### EXERCISE REQUIREMENTS
Determine which lines contain the word "nghỉ", then copy those lines.

### DATA IN THIS EXERCISE
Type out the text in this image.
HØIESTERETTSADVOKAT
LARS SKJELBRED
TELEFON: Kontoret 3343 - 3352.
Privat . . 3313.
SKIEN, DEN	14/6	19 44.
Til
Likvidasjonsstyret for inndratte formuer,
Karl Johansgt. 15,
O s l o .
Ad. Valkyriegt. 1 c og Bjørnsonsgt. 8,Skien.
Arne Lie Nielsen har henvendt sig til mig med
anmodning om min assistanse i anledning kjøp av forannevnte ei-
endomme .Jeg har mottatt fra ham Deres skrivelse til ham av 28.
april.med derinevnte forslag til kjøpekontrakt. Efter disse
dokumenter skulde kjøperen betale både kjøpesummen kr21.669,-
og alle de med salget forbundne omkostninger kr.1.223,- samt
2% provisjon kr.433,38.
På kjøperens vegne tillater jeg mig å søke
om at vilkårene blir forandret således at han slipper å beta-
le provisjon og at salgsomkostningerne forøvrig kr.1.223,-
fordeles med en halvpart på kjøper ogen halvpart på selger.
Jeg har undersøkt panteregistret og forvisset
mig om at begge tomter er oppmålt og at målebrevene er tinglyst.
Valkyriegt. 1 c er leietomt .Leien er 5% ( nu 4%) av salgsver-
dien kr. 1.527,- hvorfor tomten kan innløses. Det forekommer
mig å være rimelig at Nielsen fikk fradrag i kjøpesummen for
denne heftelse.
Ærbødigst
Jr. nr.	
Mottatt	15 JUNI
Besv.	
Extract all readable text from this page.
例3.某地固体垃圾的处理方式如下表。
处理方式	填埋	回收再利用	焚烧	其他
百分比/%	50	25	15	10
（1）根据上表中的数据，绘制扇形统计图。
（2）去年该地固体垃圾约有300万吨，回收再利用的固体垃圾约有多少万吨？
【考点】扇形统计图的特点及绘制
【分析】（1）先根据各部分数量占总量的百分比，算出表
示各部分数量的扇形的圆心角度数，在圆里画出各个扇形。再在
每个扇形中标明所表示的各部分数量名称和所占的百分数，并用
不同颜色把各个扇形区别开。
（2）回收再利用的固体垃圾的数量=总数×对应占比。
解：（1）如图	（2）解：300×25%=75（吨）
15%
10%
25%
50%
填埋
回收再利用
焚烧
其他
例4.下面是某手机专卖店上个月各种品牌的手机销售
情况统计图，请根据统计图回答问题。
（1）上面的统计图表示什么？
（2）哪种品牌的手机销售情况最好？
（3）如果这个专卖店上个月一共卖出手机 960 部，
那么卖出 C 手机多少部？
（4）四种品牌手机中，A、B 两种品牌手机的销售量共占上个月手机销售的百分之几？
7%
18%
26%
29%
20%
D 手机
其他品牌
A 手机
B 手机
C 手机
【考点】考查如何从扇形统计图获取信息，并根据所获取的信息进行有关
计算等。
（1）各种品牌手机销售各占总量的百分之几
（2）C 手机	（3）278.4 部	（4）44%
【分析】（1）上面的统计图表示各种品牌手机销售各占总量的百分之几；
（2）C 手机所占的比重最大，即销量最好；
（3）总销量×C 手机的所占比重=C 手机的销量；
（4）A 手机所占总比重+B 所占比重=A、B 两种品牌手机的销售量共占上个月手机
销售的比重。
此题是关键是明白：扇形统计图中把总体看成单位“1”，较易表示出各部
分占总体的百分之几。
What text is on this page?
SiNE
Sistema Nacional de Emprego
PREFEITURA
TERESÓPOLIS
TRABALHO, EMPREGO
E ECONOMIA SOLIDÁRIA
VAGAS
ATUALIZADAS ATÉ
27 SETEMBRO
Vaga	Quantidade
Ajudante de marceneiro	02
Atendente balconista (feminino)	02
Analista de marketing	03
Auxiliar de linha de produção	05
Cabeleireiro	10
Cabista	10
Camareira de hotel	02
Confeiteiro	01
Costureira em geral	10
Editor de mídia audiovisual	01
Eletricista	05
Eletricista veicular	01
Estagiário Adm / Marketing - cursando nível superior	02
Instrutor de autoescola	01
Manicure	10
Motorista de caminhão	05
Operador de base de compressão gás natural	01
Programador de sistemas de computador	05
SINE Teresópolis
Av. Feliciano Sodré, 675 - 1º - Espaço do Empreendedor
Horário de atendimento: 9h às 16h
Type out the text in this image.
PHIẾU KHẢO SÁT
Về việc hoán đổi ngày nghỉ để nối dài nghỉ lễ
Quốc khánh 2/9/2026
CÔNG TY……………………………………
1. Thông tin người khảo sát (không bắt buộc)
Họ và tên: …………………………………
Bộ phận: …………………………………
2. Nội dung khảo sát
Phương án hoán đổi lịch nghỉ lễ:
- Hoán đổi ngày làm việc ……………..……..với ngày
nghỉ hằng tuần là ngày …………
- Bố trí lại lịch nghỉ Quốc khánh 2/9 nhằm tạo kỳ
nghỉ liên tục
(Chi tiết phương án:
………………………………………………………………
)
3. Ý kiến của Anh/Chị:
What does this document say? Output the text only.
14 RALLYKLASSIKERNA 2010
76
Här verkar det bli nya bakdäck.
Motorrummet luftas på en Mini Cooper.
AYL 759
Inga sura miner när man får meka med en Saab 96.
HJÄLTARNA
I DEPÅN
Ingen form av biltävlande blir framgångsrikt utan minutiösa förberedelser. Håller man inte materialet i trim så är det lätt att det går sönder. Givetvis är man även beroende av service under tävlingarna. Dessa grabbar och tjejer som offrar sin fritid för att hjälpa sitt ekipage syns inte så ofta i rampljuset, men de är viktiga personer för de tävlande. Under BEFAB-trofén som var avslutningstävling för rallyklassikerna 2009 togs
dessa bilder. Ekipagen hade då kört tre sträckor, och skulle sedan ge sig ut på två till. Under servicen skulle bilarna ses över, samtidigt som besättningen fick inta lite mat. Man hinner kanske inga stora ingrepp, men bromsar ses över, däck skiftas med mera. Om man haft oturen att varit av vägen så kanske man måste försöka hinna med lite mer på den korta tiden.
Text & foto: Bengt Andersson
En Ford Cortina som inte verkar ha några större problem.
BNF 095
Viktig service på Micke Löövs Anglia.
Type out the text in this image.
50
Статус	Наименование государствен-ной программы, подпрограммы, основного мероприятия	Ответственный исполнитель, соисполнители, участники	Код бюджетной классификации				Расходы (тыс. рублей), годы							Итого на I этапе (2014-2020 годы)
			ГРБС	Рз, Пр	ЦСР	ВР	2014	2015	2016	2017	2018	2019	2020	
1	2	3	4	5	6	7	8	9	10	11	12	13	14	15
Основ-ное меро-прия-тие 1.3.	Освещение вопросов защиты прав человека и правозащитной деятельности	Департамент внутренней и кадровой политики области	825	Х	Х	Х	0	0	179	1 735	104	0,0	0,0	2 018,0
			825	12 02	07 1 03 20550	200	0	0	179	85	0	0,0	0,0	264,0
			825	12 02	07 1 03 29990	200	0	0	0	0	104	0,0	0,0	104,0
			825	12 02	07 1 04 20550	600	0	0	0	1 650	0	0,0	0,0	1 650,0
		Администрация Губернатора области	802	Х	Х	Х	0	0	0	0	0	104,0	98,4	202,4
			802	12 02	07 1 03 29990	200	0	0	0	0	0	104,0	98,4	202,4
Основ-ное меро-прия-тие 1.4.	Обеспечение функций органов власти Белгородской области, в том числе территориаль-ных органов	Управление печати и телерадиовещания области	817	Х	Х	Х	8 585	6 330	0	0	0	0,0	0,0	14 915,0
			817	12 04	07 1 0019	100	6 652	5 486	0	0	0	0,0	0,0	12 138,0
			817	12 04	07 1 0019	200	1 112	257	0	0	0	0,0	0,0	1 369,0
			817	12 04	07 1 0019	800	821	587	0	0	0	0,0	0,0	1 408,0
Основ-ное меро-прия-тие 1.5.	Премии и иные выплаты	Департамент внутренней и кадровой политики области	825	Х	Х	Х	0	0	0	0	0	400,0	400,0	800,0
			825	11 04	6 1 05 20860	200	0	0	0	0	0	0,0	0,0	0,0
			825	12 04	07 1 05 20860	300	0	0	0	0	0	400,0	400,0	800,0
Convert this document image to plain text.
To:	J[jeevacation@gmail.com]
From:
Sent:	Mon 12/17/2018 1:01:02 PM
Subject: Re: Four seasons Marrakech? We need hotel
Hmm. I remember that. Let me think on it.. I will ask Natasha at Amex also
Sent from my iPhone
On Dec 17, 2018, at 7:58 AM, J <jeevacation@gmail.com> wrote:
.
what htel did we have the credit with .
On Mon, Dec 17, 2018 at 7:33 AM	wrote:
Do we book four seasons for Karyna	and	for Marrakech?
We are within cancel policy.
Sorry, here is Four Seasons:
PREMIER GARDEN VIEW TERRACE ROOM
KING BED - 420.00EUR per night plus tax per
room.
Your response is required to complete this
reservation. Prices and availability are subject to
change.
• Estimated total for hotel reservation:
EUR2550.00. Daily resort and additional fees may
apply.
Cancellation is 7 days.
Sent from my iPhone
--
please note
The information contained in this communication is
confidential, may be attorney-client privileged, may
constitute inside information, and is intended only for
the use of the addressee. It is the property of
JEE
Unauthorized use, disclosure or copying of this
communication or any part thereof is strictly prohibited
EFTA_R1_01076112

### WRITTEN ANSWER
Về việc hoán đổi ngày nghỉ để nối dài nghỉ lễ
Phương án hoán đổi lịch nghỉ lễ:
nghỉ hằng tuần là ngày …………
- Bố trí lại lịch nghỉ Quốc khánh 2/9 nhằm tạo kỳ
nghỉ liên tục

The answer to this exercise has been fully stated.